Esercizi da svolgere »
• A. Stabilisci se ciascuna affermazione concorda con il testo su D'O, rispondendo sì o no e riportando tra virgolette le parole del testo che lo decidono. (i) Il nuovo D'O è aperto da un mese. (ii) La storica sede del ristorante è stata inaugurata nel 2005. (iii) Le sedie Riva 1920 hanno un portacellulare.
• B. Trascrivi per favore il testo su D'O dalle parole "Davide Oldani sta" fino alle parole "pacco, lo controlla." incluse.

Brano di testo »
=====
Davide Oldani sta camminando avanti e indietro, impegnato in una conversazione telefonica. A gesti si scusa e fa segno di aspettare. Arriva un camion da cui il suo staff inizia a scaricare enormi scatoloni, e lui senza staccare l'auricolare si mette ad aiutarli, apre ogni pacco, lo controlla.
Siamo a San Pietro all'Olmo, frazione di Cornaredo a pochi chilometri dal centro di Milano. È qui che, da un mese, Oldani ha aperto il "nuovo" D'O, a pochi passi dalla storica sede del ristorante inaugurata nel 2003. Un progetto curato da Pietro Lissoni ma pensato in ogni dettaglio dallo chef, che si è anche occupato di restaurare la piazza su cui si affaccia il ristorante.
"Ne volevo fare un simbolo d'Italia: la casa che entra nella piazza e la piazza che entra nella casa" spiega Oldani mentre ci sediamo al nuovo chef's table, sulle (comodissime) sedie Riva 1920 create all'altezza giusta per favorire la digestione, e dotate di un portacellulare. Belle e funzionali come tutto quello che ci circonda, pensato nel minimo millimetrico dettaglio: "Ogni spazio è un luogo della casa: questo è il tinello, poi ci sono la veranda, il salotto, lo studio".
Cosa l'ha spinta a un cambiamento simile, dopo 12 anni?
=====
Elenco del materiale »
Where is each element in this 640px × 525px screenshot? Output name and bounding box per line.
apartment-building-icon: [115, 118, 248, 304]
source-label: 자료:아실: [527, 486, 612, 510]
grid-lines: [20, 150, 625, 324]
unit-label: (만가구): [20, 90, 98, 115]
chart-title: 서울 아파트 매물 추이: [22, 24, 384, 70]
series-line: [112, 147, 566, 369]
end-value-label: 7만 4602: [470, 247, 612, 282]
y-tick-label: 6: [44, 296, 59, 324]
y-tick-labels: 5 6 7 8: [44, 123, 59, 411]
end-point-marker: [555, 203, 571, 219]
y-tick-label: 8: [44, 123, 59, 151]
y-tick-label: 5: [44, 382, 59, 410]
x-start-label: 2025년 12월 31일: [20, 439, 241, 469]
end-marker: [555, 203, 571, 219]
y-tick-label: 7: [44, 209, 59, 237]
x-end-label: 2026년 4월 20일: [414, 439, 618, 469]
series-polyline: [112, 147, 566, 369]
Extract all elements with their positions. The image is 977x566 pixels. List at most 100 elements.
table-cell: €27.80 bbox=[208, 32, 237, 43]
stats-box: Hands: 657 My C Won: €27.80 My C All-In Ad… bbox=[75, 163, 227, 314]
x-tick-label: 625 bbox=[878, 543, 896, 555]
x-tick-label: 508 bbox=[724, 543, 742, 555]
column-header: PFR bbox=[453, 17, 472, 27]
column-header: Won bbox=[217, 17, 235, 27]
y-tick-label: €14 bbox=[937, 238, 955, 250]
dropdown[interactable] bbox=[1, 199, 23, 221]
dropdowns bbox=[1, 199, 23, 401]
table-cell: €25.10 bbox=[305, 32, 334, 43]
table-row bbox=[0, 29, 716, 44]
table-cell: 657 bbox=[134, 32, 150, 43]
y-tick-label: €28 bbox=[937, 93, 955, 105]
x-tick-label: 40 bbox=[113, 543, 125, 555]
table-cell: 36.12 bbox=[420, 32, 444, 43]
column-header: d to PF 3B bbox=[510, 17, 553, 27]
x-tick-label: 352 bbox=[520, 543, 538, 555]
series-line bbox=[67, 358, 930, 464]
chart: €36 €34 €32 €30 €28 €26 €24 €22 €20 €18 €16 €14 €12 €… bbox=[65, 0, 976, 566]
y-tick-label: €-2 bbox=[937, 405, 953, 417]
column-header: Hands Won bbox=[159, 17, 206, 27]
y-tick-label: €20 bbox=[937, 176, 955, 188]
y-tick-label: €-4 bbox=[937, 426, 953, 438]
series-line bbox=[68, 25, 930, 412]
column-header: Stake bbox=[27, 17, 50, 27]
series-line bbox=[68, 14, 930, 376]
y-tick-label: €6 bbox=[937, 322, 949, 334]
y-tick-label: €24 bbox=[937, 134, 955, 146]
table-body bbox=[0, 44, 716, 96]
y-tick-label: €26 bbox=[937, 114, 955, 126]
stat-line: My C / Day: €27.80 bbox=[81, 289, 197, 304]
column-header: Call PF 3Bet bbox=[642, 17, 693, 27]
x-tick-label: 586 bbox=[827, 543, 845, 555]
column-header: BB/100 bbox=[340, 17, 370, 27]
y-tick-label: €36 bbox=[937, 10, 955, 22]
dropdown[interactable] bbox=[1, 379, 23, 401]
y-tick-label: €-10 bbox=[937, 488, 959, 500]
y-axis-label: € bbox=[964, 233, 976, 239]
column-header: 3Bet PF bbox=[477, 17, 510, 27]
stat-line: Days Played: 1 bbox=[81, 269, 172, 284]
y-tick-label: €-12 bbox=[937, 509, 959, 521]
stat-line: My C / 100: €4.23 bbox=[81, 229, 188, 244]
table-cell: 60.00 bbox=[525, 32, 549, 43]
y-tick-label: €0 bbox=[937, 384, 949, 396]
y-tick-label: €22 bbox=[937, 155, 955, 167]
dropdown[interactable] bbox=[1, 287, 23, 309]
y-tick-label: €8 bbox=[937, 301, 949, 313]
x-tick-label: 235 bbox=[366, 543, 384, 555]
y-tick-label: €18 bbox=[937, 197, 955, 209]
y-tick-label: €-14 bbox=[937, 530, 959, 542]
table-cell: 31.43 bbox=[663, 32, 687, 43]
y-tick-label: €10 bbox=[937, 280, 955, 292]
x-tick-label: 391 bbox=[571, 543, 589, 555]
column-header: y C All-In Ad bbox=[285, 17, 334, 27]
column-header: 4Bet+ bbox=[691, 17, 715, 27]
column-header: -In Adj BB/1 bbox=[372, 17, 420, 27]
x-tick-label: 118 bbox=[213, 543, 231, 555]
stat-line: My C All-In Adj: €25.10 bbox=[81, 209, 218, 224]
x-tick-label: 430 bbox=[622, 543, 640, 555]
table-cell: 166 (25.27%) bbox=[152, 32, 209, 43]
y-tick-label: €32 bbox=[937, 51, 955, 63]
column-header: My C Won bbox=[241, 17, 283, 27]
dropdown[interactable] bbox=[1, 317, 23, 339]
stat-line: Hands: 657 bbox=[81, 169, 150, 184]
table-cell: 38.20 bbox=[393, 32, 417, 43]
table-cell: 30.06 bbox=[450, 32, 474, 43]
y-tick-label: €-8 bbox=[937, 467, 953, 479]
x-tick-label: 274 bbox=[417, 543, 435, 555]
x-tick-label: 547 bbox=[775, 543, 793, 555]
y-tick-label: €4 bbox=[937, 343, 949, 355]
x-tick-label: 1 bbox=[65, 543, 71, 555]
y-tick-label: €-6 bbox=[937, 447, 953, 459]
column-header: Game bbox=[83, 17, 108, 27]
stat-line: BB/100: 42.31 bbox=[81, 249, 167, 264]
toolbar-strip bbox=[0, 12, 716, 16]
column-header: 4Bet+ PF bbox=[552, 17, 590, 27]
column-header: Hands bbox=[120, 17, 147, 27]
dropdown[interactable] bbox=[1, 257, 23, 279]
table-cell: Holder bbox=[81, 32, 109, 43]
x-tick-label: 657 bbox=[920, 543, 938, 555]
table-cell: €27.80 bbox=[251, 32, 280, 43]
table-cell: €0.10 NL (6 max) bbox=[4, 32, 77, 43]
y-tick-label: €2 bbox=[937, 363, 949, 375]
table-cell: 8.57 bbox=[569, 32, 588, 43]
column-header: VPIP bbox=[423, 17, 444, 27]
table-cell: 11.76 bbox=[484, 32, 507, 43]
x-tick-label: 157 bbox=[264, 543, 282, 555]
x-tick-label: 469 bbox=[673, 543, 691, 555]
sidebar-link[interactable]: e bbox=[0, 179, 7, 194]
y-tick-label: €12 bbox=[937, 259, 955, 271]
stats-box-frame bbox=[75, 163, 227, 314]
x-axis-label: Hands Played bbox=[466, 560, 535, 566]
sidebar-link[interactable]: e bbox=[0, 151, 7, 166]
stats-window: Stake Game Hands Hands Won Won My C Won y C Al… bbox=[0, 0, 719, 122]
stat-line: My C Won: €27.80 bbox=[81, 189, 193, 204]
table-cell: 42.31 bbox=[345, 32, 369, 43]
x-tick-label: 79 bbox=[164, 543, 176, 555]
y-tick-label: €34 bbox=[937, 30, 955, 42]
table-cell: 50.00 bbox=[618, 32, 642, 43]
=====
Esiti per esercizio »
• A.
(i) Sì: "da un mese, Oldani ha aperto il "nuovo" D'O".
(ii) No: "la storica sede del ristorante inaugurata nel 2003".
(iii) Sì: "e dotate di un portacellulare".

• B.
Davide Oldani sta camminando avanti e indietro, impegnato in una conversazione telefonica. A gesti si scusa e fa segno di aspettare. Arriva un camion da cui il suo staff inizia a scaricare enormi scatoloni, e lui senza staccare l'auricolare si mette ad aiutarli, apre ogni pacco, lo controlla.